*STATED EXERCISE*.
Where does the string "this" appear? Copy every line of the entries below that holds it.

*EXCERPTED DATA*.
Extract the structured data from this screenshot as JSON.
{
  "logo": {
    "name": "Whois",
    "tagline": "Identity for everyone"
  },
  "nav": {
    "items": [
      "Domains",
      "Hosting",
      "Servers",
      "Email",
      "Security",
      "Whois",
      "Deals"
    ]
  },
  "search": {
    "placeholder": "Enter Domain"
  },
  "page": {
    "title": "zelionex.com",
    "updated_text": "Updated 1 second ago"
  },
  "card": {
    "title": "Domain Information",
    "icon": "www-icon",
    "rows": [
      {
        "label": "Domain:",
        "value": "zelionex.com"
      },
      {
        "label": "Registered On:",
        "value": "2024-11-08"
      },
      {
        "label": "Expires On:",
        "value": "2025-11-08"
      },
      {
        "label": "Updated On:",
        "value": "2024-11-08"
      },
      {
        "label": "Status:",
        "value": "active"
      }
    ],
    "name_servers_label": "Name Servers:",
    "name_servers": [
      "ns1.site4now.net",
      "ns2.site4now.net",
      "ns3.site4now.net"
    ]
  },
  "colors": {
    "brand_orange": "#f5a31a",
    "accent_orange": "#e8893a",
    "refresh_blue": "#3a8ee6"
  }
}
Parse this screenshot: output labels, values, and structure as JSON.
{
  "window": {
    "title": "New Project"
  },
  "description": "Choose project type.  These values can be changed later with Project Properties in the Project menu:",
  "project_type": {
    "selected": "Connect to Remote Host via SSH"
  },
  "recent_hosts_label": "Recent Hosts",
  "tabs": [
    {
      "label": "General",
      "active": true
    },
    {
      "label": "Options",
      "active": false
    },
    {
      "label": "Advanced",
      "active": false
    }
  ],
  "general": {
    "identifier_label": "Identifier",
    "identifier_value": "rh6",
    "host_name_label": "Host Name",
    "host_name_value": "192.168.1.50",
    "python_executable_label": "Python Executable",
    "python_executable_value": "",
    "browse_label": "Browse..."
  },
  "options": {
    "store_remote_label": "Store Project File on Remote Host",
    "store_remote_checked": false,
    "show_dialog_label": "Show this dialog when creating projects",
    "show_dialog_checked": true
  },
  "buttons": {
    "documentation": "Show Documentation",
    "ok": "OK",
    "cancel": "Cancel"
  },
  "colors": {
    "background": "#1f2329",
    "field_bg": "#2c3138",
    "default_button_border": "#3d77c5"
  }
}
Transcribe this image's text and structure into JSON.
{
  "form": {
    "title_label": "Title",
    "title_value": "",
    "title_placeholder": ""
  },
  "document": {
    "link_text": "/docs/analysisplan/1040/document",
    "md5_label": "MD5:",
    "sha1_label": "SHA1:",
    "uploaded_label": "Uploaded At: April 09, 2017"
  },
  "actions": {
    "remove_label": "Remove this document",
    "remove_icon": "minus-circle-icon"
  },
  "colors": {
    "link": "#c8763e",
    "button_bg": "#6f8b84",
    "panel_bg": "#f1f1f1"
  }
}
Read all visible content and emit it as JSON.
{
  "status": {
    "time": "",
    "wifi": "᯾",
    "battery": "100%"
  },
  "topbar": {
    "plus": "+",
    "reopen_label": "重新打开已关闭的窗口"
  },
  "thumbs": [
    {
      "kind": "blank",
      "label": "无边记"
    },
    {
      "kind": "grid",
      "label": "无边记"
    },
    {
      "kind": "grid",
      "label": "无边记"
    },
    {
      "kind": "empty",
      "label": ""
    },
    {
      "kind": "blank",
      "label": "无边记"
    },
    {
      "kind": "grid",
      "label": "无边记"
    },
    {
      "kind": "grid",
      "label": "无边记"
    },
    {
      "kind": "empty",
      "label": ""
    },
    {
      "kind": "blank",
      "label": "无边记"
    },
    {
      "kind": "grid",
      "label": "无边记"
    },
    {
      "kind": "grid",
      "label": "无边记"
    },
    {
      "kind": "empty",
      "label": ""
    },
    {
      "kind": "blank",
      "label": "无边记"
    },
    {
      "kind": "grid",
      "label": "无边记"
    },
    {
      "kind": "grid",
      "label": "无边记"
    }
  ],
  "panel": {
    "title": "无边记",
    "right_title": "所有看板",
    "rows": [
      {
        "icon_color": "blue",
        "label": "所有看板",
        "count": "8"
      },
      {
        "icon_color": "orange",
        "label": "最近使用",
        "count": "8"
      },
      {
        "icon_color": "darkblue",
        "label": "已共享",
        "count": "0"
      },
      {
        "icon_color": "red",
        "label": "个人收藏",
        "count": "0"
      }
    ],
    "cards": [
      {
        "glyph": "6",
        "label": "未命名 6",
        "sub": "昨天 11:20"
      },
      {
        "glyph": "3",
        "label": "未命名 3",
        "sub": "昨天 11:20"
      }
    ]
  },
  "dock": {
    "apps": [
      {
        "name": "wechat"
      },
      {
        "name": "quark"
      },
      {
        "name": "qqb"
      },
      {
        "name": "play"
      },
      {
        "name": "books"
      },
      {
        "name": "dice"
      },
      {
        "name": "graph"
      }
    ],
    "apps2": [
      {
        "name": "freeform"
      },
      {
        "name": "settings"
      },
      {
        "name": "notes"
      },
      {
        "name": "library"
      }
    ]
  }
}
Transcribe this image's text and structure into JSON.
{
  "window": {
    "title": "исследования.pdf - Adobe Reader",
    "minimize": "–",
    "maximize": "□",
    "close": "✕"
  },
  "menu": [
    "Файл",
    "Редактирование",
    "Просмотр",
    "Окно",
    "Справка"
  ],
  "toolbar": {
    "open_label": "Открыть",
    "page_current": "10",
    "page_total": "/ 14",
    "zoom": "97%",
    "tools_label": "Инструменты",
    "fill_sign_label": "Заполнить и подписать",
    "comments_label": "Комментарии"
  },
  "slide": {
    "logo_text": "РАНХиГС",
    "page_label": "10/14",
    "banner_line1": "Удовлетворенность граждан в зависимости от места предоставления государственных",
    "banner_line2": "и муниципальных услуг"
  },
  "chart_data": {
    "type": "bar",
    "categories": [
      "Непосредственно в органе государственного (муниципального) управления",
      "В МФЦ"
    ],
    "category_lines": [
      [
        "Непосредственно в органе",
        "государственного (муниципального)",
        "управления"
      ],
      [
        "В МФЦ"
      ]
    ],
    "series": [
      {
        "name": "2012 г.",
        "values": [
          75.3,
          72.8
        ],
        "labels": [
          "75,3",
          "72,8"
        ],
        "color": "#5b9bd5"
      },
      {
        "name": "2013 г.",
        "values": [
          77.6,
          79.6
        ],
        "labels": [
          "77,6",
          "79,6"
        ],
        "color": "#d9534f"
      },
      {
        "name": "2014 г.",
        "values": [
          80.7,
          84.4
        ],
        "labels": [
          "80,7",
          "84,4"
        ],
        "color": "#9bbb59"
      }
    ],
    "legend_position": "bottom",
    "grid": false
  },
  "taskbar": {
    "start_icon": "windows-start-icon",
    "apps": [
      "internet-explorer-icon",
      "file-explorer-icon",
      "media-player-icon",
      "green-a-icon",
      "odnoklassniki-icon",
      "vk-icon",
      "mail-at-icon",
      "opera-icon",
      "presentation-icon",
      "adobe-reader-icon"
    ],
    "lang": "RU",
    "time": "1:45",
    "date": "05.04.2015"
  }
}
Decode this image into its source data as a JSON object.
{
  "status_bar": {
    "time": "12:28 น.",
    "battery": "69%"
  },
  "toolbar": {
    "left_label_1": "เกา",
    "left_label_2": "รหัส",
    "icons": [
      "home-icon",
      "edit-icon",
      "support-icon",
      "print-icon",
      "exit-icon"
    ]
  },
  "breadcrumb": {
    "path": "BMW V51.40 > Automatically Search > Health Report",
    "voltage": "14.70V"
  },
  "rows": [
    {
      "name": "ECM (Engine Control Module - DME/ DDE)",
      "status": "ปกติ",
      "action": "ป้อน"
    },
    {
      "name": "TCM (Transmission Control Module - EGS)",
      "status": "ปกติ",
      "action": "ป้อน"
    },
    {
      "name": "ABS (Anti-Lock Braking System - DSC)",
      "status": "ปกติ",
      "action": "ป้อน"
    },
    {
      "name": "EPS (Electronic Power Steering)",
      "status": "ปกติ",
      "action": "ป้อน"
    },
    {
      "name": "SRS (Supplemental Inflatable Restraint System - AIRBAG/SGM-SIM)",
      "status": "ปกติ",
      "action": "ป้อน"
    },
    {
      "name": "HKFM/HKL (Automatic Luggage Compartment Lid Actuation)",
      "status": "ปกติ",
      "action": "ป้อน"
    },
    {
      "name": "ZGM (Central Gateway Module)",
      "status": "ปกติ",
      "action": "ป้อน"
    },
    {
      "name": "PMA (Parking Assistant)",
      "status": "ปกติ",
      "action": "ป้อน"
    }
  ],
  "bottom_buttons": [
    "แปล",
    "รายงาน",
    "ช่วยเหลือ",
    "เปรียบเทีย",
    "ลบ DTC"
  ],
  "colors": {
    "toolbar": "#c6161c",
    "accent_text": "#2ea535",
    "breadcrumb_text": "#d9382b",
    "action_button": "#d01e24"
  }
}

*SOLVED EXERCISE*.
Extract the structured data from this screenshot as JSON.
Parse this screenshot: output labels, values, and structure as JSON.
    "show_dialog_label": "Show this dialog when creating projects",
Transcribe this image's text and structure into JSON.
    "remove_label": "Remove this document",
Transcribe this image's text and structure into JSON.
Decode this image into its source data as a JSON object.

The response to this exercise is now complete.